The exercise -
Below is a listing to transcribe in full and exactly; keep the pictures out.

Material for this task -

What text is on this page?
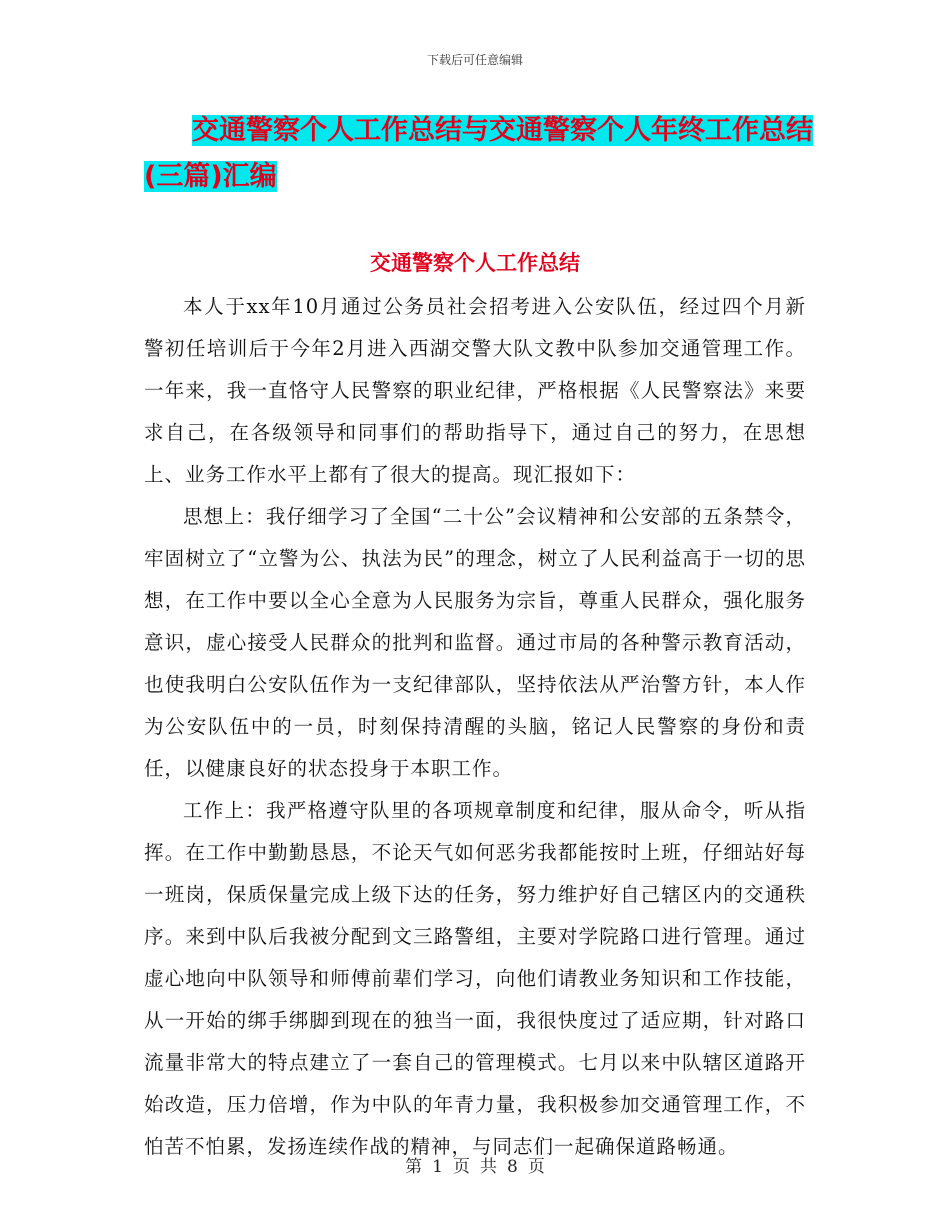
下载后可任意编辑
交通警察个人工作总结与交通警察个人年终工作总结
(三篇)汇编
交通警察个人工作总结

本人于xx年10月通过公务员社会招考进入公安队伍，经过四个月新警初任培训后于今年2月进入西湖交警大队文教中队参加交通管理工作。一年来，我一直恪守人民警察的职业纪律，严格根据《人民警察法》来要求自己，在各级领导和同事们的帮助指导下，通过自己的努力，在思想上、业务工作水平上都有了很大的提高。现汇报如下：

思想上：我仔细学习了全国“二十公”会议精神和公安部的五条禁令，牢固树立了“立警为公、执法为民”的理念，树立了人民利益高于一切的思想，在工作中要以全心全意为人民服务为宗旨，尊重人民群众，强化服务意识，虚心接受人民群众的批判和监督。通过市局的各种警示教育活动，也使我明白公安队伍作为一支纪律部队，坚持依法从严治警方针，本人作为公安队伍中的一员，时刻保持清醒的头脑，铭记人民警察的身份和责任，以健康良好的状态投身于本职工作。

工作上：我严格遵守队里的各项规章制度和纪律，服从命令，听从指挥。在工作中勤勤恳恳，不论天气如何恶劣我都能按时上班，仔细站好每一班岗，保质保量完成上级下达的任务，努力维护好自己辖区内的交通秩序。来到中队后我被分配到文三路警组，主要对学院路口进行管理。通过虚心地向中队领导和师傅前辈们学习，向他们请教业务知识和工作技能，从一开始的绑手绑脚到现在的独当一面，我很快度过了适应期，针对路口流量非常大的特点建立了一套自己的管理模式。七月以来中队辖区道路开始改造，压力倍增，作为中队的年青力量，我积极参加交通管理工作，不怕苦不怕累，发扬连续作战的精神，与同志们一起确保道路畅通。

第 1 页 共 8 页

Result -
What text is on this page?
下载后可任意编辑
交通警察个人工作总结与交通警察个人年终工作总结
(三篇)汇编
交通警察个人工作总结

本人于xx年10月通过公务员社会招考进入公安队伍，经过四个月新警初任培训后于今年2月进入西湖交警大队文教中队参加交通管理工作。一年来，我一直恪守人民警察的职业纪律，严格根据《人民警察法》来要求自己，在各级领导和同事们的帮助指导下，通过自己的努力，在思想上、业务工作水平上都有了很大的提高。现汇报如下：

思想上：我仔细学习了全国“二十公”会议精神和公安部的五条禁令，牢固树立了“立警为公、执法为民”的理念，树立了人民利益高于一切的思想，在工作中要以全心全意为人民服务为宗旨，尊重人民群众，强化服务意识，虚心接受人民群众的批判和监督。通过市局的各种警示教育活动，也使我明白公安队伍作为一支纪律部队，坚持依法从严治警方针，本人作为公安队伍中的一员，时刻保持清醒的头脑，铭记人民警察的身份和责任，以健康良好的状态投身于本职工作。

工作上：我严格遵守队里的各项规章制度和纪律，服从命令，听从指挥。在工作中勤勤恳恳，不论天气如何恶劣我都能按时上班，仔细站好每一班岗，保质保量完成上级下达的任务，努力维护好自己辖区内的交通秩序。来到中队后我被分配到文三路警组，主要对学院路口进行管理。通过虚心地向中队领导和师傅前辈们学习，向他们请教业务知识和工作技能，从一开始的绑手绑脚到现在的独当一面，我很快度过了适应期，针对路口流量非常大的特点建立了一套自己的管理模式。七月以来中队辖区道路开始改造，压力倍增，作为中队的年青力量，我积极参加交通管理工作，不怕苦不怕累，发扬连续作战的精神，与同志们一起确保道路畅通。

第 1 页 共 8 页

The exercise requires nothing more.